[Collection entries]
========

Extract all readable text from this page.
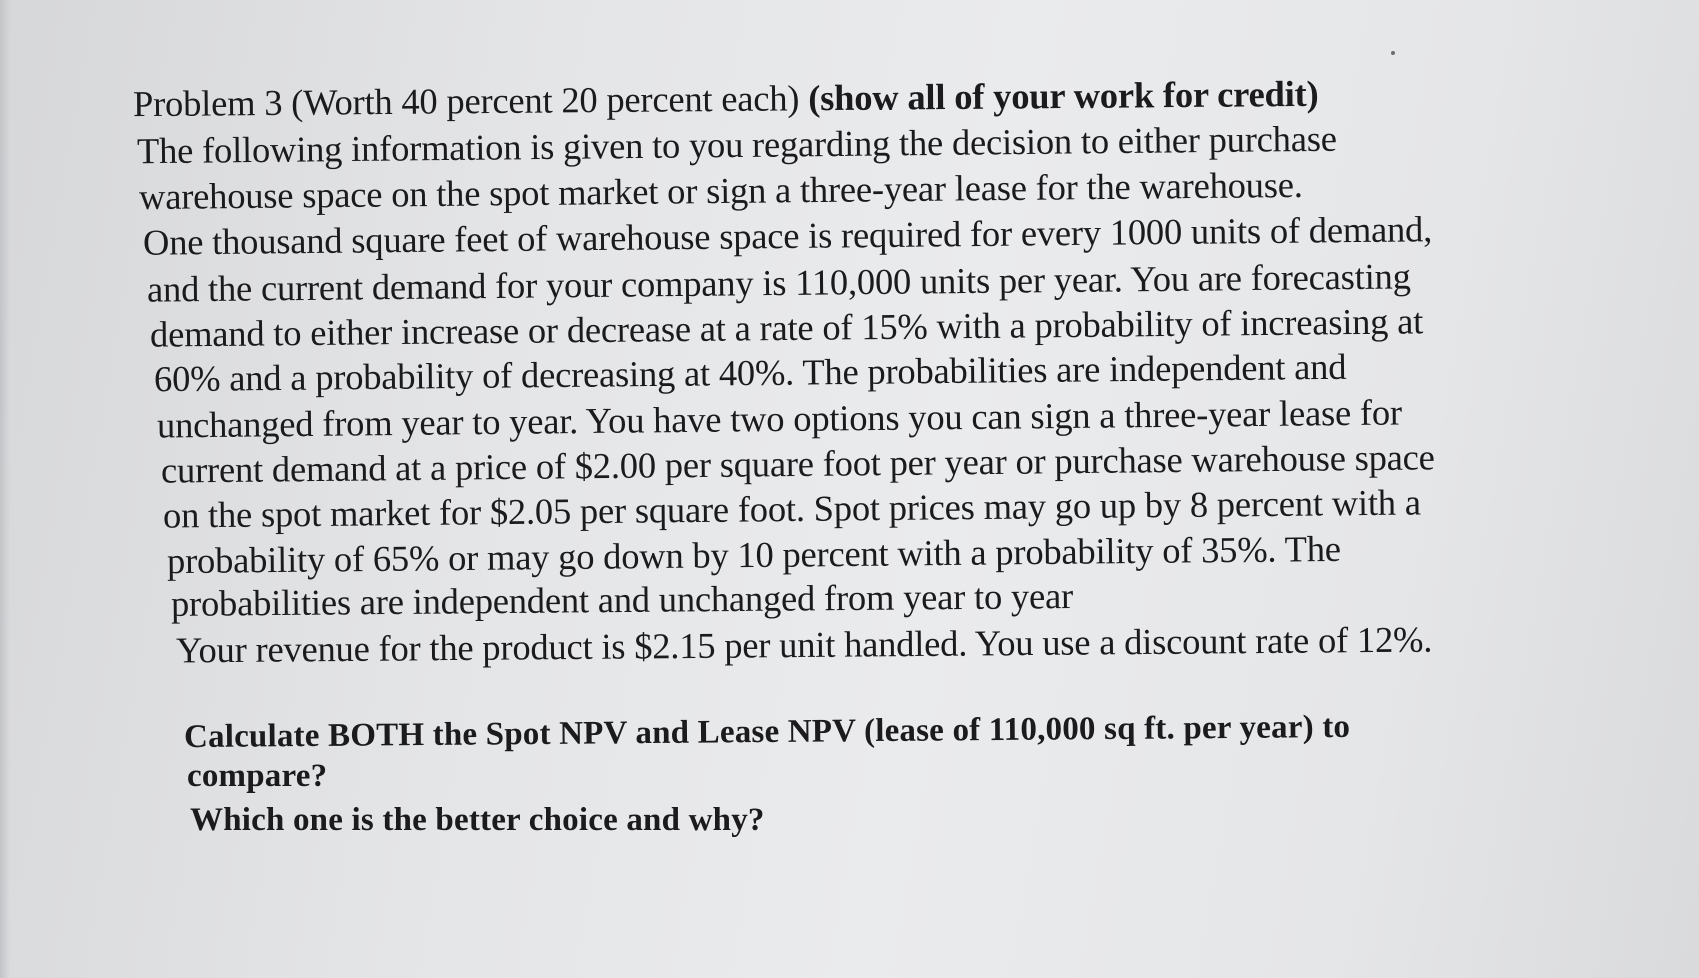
Problem 3 (Worth 40 percent 20 percent each) (show all of your work for credit)
The following information is given to you regarding the decision to either purchase
warehouse space on the spot market or sign a three-year lease for the warehouse.
One thousand square feet of warehouse space is required for every 1000 units of demand,
and the current demand for your company is 110,000 units per year. You are forecasting
demand to either increase or decrease at a rate of 15% with a probability of increasing at
60% and a probability of decreasing at 40%. The probabilities are independent and
unchanged from year to year. You have two options you can sign a three-year lease for
current demand at a price of $2.00 per square foot per year or purchase warehouse space
on the spot market for $2.05 per square foot. Spot prices may go up by 8 percent with a
probability of 65% or may go down by 10 percent with a probability of 35%. The
probabilities are independent and unchanged from year to year
Your revenue for the product is $2.15 per unit handled. You use a discount rate of 12%.
Calculate BOTH the Spot NPV and Lease NPV (lease of 110,000 sq ft. per year) to
compare?
Which one is the better choice and why?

========

### Your objective
Make an exact copy of the data, leaving its pictures out.

### Task response
Extract all readable text from this page.
Problem 3 (Worth 40 percent 20 percent each) (show all of your work for credit)
The following information is given to you regarding the decision to either purchase
warehouse space on the spot market or sign a three-year lease for the warehouse.
One thousand square feet of warehouse space is required for every 1000 units of demand,
and the current demand for your company is 110,000 units per year. You are forecasting
demand to either increase or decrease at a rate of 15% with a probability of increasing at
60% and a probability of decreasing at 40%. The probabilities are independent and
unchanged from year to year. You have two options you can sign a three-year lease for
current demand at a price of $2.00 per square foot per year or purchase warehouse space
on the spot market for $2.05 per square foot. Spot prices may go up by 8 percent with a
probability of 65% or may go down by 10 percent with a probability of 35%. The
probabilities are independent and unchanged from year to year
Your revenue for the product is $2.15 per unit handled. You use a discount rate of 12%.
Calculate BOTH the Spot NPV and Lease NPV (lease of 110,000 sq ft. per year) to
compare?
Which one is the better choice and why?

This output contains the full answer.